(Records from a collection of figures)
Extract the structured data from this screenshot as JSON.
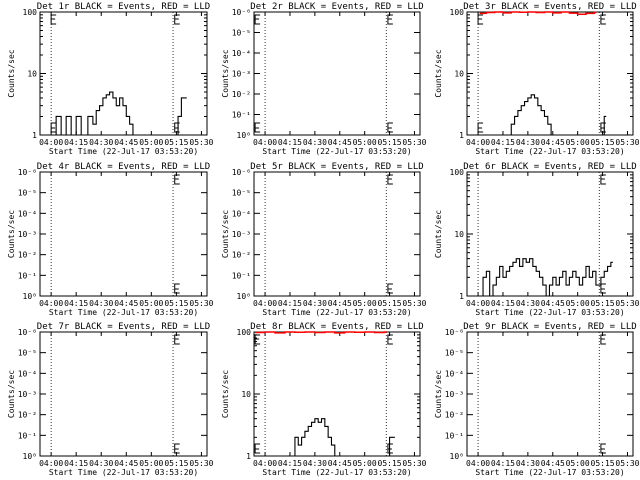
{
  "chart_data": [
    {
      "type": "line",
      "title": "Det 1r BLACK = Events, RED = LLD",
      "xlabel": "Start Time (22-Jul-17 03:53:20)",
      "ylabel": "Counts/sec",
      "xticks": [
        "04:00",
        "04:15",
        "04:30",
        "04:45",
        "05:00",
        "05:15",
        "05:30"
      ],
      "x_range": [
        "03:53:20",
        "05:33:20"
      ],
      "yscale": "log",
      "ylim": [
        1,
        100
      ],
      "yticks": [
        "1",
        "10",
        "100"
      ],
      "vlines": [
        "04:00",
        "05:13"
      ],
      "markers": [
        "04:00",
        "05:14"
      ],
      "series": [
        {
          "color": "#000000",
          "x": [
            "04:01",
            "04:03",
            "04:06",
            "04:09",
            "04:12",
            "04:15",
            "04:18",
            "04:22",
            "04:25",
            "04:27",
            "04:29",
            "04:31",
            "04:33",
            "04:35",
            "04:37",
            "04:39",
            "04:41",
            "04:43",
            "04:45",
            "04:47",
            "04:49",
            "05:14",
            "05:16",
            "05:18",
            "05:20"
          ],
          "y": [
            1,
            2,
            1,
            2,
            1,
            2,
            1,
            2,
            1.5,
            2.5,
            3,
            4,
            4.5,
            5,
            4,
            3,
            4,
            3,
            2,
            1.5,
            1,
            1,
            2,
            4,
            4
          ]
        },
        {
          "color": "#ff0000",
          "x": [],
          "y": []
        }
      ]
    },
    {
      "type": "line",
      "title": "Det 2r BLACK = Events, RED = LLD",
      "xlabel": "Start Time (22-Jul-17 03:53:20)",
      "ylabel": "Counts/sec",
      "xticks": [
        "04:00",
        "04:15",
        "04:30",
        "04:45",
        "05:00",
        "05:15",
        "05:30"
      ],
      "x_range": [
        "03:53:20",
        "05:33:20"
      ],
      "yscale": "log",
      "ylim": [
        1,
        1e-06
      ],
      "yticks": [
        "10⁰",
        "10⁻¹",
        "10⁻²",
        "10⁻³",
        "10⁻⁴",
        "10⁻⁵",
        "10⁻⁶"
      ],
      "vlines": [
        "04:00",
        "05:13"
      ],
      "markers": [
        "03:54",
        "05:14"
      ],
      "series": [
        {
          "color": "#000000",
          "x": [],
          "y": []
        },
        {
          "color": "#ff0000",
          "x": [],
          "y": []
        }
      ]
    },
    {
      "type": "line",
      "title": "Det 3r BLACK = Events, RED = LLD",
      "xlabel": "Start Time (22-Jul-17 03:53:20)",
      "ylabel": "Counts/sec",
      "xticks": [
        "04:00",
        "04:15",
        "04:30",
        "04:45",
        "05:00",
        "05:15",
        "05:30"
      ],
      "x_range": [
        "03:53:20",
        "05:33:20"
      ],
      "yscale": "log",
      "ylim": [
        1,
        100
      ],
      "yticks": [
        "1",
        "10",
        "100"
      ],
      "vlines": [
        "04:00",
        "05:13"
      ],
      "markers": [
        "04:00",
        "05:14"
      ],
      "series": [
        {
          "color": "#000000",
          "x": [
            "04:18",
            "04:20",
            "04:22",
            "04:24",
            "04:26",
            "04:28",
            "04:30",
            "04:32",
            "04:34",
            "04:36",
            "04:38",
            "04:40",
            "04:42",
            "04:44",
            "05:14",
            "05:16"
          ],
          "y": [
            1,
            1.5,
            2,
            2.5,
            3,
            3.5,
            4,
            4.5,
            4,
            3,
            2.5,
            2,
            1.5,
            1,
            1,
            2
          ]
        },
        {
          "color": "#ff0000",
          "x": [
            "04:01",
            "04:05",
            "04:10",
            "04:15",
            "04:20",
            "04:25",
            "04:30",
            "04:35",
            "04:40",
            "04:45",
            "04:50",
            "04:55",
            "05:00",
            "05:05",
            "05:10"
          ],
          "y": [
            95,
            98,
            100,
            97,
            100,
            99,
            100,
            98,
            100,
            97,
            100,
            96,
            92,
            95,
            98
          ]
        }
      ]
    },
    {
      "type": "line",
      "title": "Det 4r BLACK = Events, RED = LLD",
      "xlabel": "Start Time (22-Jul-17 03:53:20)",
      "ylabel": "Counts/sec",
      "xticks": [
        "04:00",
        "04:15",
        "04:30",
        "04:45",
        "05:00",
        "05:15",
        "05:30"
      ],
      "x_range": [
        "03:53:20",
        "05:33:20"
      ],
      "yscale": "log",
      "ylim": [
        1,
        1e-06
      ],
      "yticks": [
        "10⁰",
        "10⁻¹",
        "10⁻²",
        "10⁻³",
        "10⁻⁴",
        "10⁻⁵",
        "10⁻⁶"
      ],
      "vlines": [
        "04:00",
        "05:13"
      ],
      "markers": [
        "05:14"
      ],
      "series": [
        {
          "color": "#000000",
          "x": [],
          "y": []
        },
        {
          "color": "#ff0000",
          "x": [],
          "y": []
        }
      ]
    },
    {
      "type": "line",
      "title": "Det 5r BLACK = Events, RED = LLD",
      "xlabel": "Start Time (22-Jul-17 03:53:20)",
      "ylabel": "Counts/sec",
      "xticks": [
        "04:00",
        "04:15",
        "04:30",
        "04:45",
        "05:00",
        "05:15",
        "05:30"
      ],
      "x_range": [
        "03:53:20",
        "05:33:20"
      ],
      "yscale": "log",
      "ylim": [
        1,
        1e-06
      ],
      "yticks": [
        "10⁰",
        "10⁻¹",
        "10⁻²",
        "10⁻³",
        "10⁻⁴",
        "10⁻⁵",
        "10⁻⁶"
      ],
      "vlines": [
        "04:00",
        "05:13"
      ],
      "markers": [
        "05:14"
      ],
      "series": [
        {
          "color": "#000000",
          "x": [],
          "y": []
        },
        {
          "color": "#ff0000",
          "x": [],
          "y": []
        }
      ]
    },
    {
      "type": "line",
      "title": "Det 6r BLACK = Events, RED = LLD",
      "xlabel": "Start Time (22-Jul-17 03:53:20)",
      "ylabel": "Counts/sec",
      "xticks": [
        "04:00",
        "04:15",
        "04:30",
        "04:45",
        "05:00",
        "05:15",
        "05:30"
      ],
      "x_range": [
        "03:53:20",
        "05:33:20"
      ],
      "yscale": "log",
      "ylim": [
        1,
        100
      ],
      "yticks": [
        "1",
        "10",
        "100"
      ],
      "vlines": [
        "04:00",
        "05:13"
      ],
      "markers": [
        "05:14"
      ],
      "series": [
        {
          "color": "#000000",
          "x": [
            "04:01",
            "04:03",
            "04:05",
            "04:07",
            "04:09",
            "04:11",
            "04:13",
            "04:15",
            "04:17",
            "04:19",
            "04:21",
            "04:23",
            "04:25",
            "04:27",
            "04:29",
            "04:31",
            "04:33",
            "04:35",
            "04:37",
            "04:39",
            "04:41",
            "04:43",
            "04:45",
            "04:47",
            "04:49",
            "04:51",
            "04:53",
            "04:55",
            "04:57",
            "04:59",
            "05:01",
            "05:03",
            "05:05",
            "05:07",
            "05:09",
            "05:11",
            "05:14",
            "05:16",
            "05:18",
            "05:20"
          ],
          "y": [
            1,
            2,
            2.5,
            1,
            1.5,
            2,
            3,
            2,
            2.5,
            3,
            3.5,
            4,
            3,
            4,
            3.5,
            4,
            3,
            2.5,
            2,
            1.5,
            1,
            1.5,
            2,
            1.5,
            2,
            2.5,
            1.5,
            2,
            2.5,
            2,
            1.5,
            2,
            3,
            2,
            2.5,
            1.5,
            2,
            2.5,
            3,
            3.5
          ]
        },
        {
          "color": "#ff0000",
          "x": [],
          "y": []
        }
      ]
    },
    {
      "type": "line",
      "title": "Det 7r BLACK = Events, RED = LLD",
      "xlabel": "Start Time (22-Jul-17 03:53:20)",
      "ylabel": "Counts/sec",
      "xticks": [
        "04:00",
        "04:15",
        "04:30",
        "04:45",
        "05:00",
        "05:15",
        "05:30"
      ],
      "x_range": [
        "03:53:20",
        "05:33:20"
      ],
      "yscale": "log",
      "ylim": [
        1,
        1e-06
      ],
      "yticks": [
        "10⁰",
        "10⁻¹",
        "10⁻²",
        "10⁻³",
        "10⁻⁴",
        "10⁻⁵",
        "10⁻⁶"
      ],
      "vlines": [
        "04:00",
        "05:13"
      ],
      "markers": [
        "05:14"
      ],
      "series": [
        {
          "color": "#000000",
          "x": [],
          "y": []
        },
        {
          "color": "#ff0000",
          "x": [],
          "y": []
        }
      ]
    },
    {
      "type": "line",
      "title": "Det 8r BLACK = Events, RED = LLD",
      "xlabel": "Start Time (22-Jul-17 03:53:20)",
      "ylabel": "Counts/sec",
      "xticks": [
        "04:00",
        "04:15",
        "04:30",
        "04:45",
        "05:00",
        "05:15",
        "05:30"
      ],
      "x_range": [
        "03:53:20",
        "05:33:20"
      ],
      "yscale": "log",
      "ylim": [
        1,
        100
      ],
      "yticks": [
        "1",
        "10",
        "100"
      ],
      "vlines": [
        "04:00",
        "05:13"
      ],
      "markers": [
        "03:54",
        "05:14"
      ],
      "series": [
        {
          "color": "#000000",
          "x": [
            "04:16",
            "04:18",
            "04:20",
            "04:22",
            "04:24",
            "04:26",
            "04:28",
            "04:30",
            "04:32",
            "04:34",
            "04:36",
            "04:38",
            "04:40",
            "04:42",
            "05:13",
            "05:15",
            "05:17"
          ],
          "y": [
            1,
            2,
            1.5,
            2,
            2.5,
            3,
            3.5,
            4,
            3.5,
            4,
            3,
            2,
            1.5,
            1,
            1,
            2,
            2
          ]
        },
        {
          "color": "#ff0000",
          "x": [
            "03:54",
            "04:00",
            "04:06",
            "04:12",
            "04:18",
            "04:24",
            "04:30",
            "04:36",
            "04:42",
            "04:48",
            "04:54",
            "05:00",
            "05:06",
            "05:12"
          ],
          "y": [
            98,
            100,
            97,
            100,
            99,
            100,
            98,
            100,
            97,
            100,
            99,
            100,
            98,
            100
          ]
        }
      ]
    },
    {
      "type": "line",
      "title": "Det 9r BLACK = Events, RED = LLD",
      "xlabel": "Start Time (22-Jul-17 03:53:20)",
      "ylabel": "Counts/sec",
      "xticks": [
        "04:00",
        "04:15",
        "04:30",
        "04:45",
        "05:00",
        "05:15",
        "05:30"
      ],
      "x_range": [
        "03:53:20",
        "05:33:20"
      ],
      "yscale": "log",
      "ylim": [
        1,
        1e-06
      ],
      "yticks": [
        "10⁰",
        "10⁻¹",
        "10⁻²",
        "10⁻³",
        "10⁻⁴",
        "10⁻⁵",
        "10⁻⁶"
      ],
      "vlines": [
        "04:00",
        "05:13"
      ],
      "markers": [
        "05:14"
      ],
      "series": [
        {
          "color": "#000000",
          "x": [],
          "y": []
        },
        {
          "color": "#ff0000",
          "x": [],
          "y": []
        }
      ]
    }
  ]
}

GIVEN INSTRUCTION = Each line in the listing above that contains "title" should be copied.

EXERCISE ANSWER =
      "title": "Det 1r BLACK = Events, RED = LLD",
      "title": "Det 2r BLACK = Events, RED = LLD",
      "title": "Det 3r BLACK = Events, RED = LLD",
      "title": "Det 4r BLACK = Events, RED = LLD",
      "title": "Det 5r BLACK = Events, RED = LLD",
      "title": "Det 6r BLACK = Events, RED = LLD",
      "title": "Det 7r BLACK = Events, RED = LLD",
      "title": "Det 8r BLACK = Events, RED = LLD",
      "title": "Det 9r BLACK = Events, RED = LLD",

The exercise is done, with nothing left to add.